Exercise brief. Find the string "Angaben" in the records. Copy every line it appears in.
=======
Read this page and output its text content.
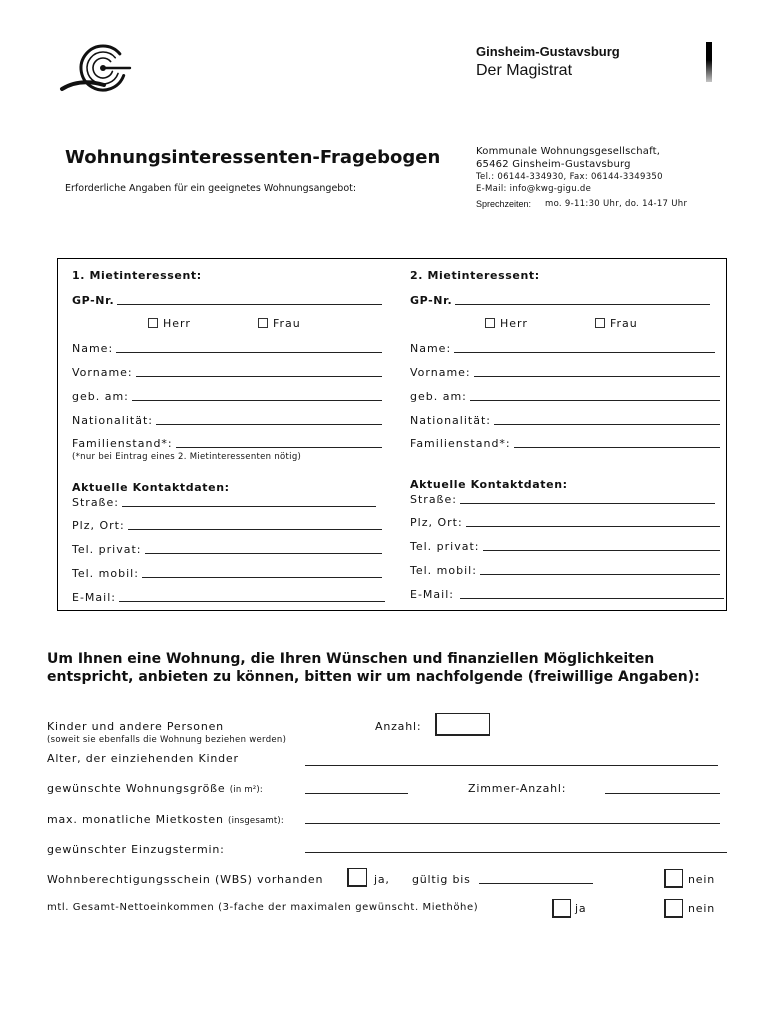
Ginsheim-Gustavsburg
Der Magistrat
Wohnungsinteressenten-Fragebogen
Erforderliche Angaben für ein geeignetes Wohnungsangebot:
Kommunale Wohnungsgesellschaft,
65462 Ginsheim-Gustavsburg
Tel.: 06144-334930, Fax: 06144-3349350
E-Mail: info@kwg-gigu.de
Sprechzeiten: mo. 9-11:30 Uhr, do. 14-17 Uhr
1. Mietinteressent:
GP-Nr.
Herr	Frau
Name:
Vorname:
geb. am:
Nationalität:
Familienstand*:
(*nur bei Eintrag eines 2. Mietinteressenten nötig)
Aktuelle Kontaktdaten:
Straße:
Plz, Ort:
Tel. privat:
Tel. mobil:
E-Mail:
2. Mietinteressent:
GP-Nr.
Herr	Frau
Name:
Vorname:
geb. am:
Nationalität:
Familienstand*:
Aktuelle Kontaktdaten:
Straße:
Plz, Ort:
Tel. privat:
Tel. mobil:
E-Mail:
Um Ihnen eine Wohnung, die Ihren Wünschen und finanziellen Möglichkeiten
entspricht, anbieten zu können, bitten wir um nachfolgende (freiwillige Angaben):
Kinder und andere Personen	Anzahl:
(soweit sie ebenfalls die Wohnung beziehen werden)
Alter, der einziehenden Kinder
gewünschte Wohnungsgröße (in m²):	Zimmer-Anzahl:
max. monatliche Mietkosten (insgesamt):
gewünschter Einzugstermin:
Wohnberechtigungsschein (WBS) vorhanden	ja, gültig bis	nein
mtl. Gesamt-Nettoeinkommen (3-fache der maximalen gewünscht. Miethöhe)	ja	nein
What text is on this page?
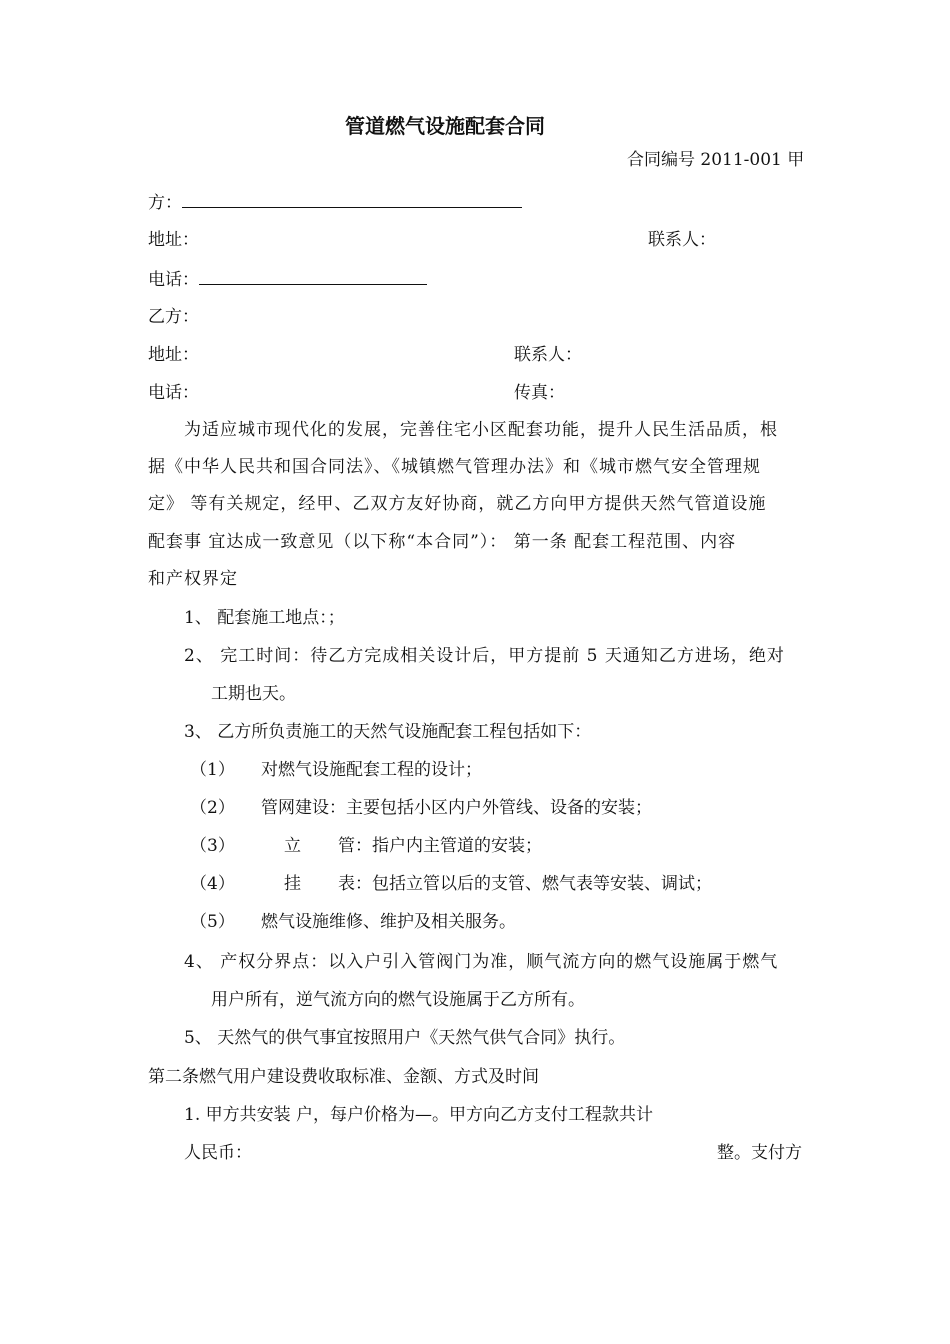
管道燃气设施配套合同
合同编号 2011-001 甲
方：
地址：	联系人：
电话：
乙方：
地址：	联系人：
电话：	传真：
为适应城市现代化的发展，完善住宅小区配套功能，提升人民生活品质，根
据《中华人民共和国合同法》、《城镇燃气管理办法》和《城市燃气安全管理规
定》 等有关规定，经甲、乙双方友好协商，就乙方向甲方提供天然气管道设施
配套事 宜达成一致意见（以下称“本合同”）： 第一条 配套工程范围、内容
和产权界定
1、 配套施工地点：；
2、 完工时间：待乙方完成相关设计后，甲方提前 5 天通知乙方进场，绝对
工期也天。
3、 乙方所负责施工的天然气设施配套工程包括如下：
（1） 对燃气设施配套工程的设计；
（2） 管网建设：主要包括小区内户外管线、设备的安装；
（3）	立 管：指户内主管道的安装；
（4）	挂 表：包括立管以后的支管、燃气表等安装、调试；
（5） 燃气设施维修、维护及相关服务。
4、 产权分界点：以入户引入管阀门为准，顺气流方向的燃气设施属于燃气
用户所有，逆气流方向的燃气设施属于乙方所有。
5、 天然气的供气事宜按照用户《天然气供气合同》执行。
第二条燃气用户建设费收取标准、金额、方式及时间
1. 甲方共安装 户，每户价格为—。甲方向乙方支付工程款共计
人民币：	整。支付方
=======
Solution for this exercise.
Erforderliche Angaben für ein geeignetes Wohnungsangebot:
entspricht, anbieten zu können, bitten wir um nachfolgende (freiwillige Angaben):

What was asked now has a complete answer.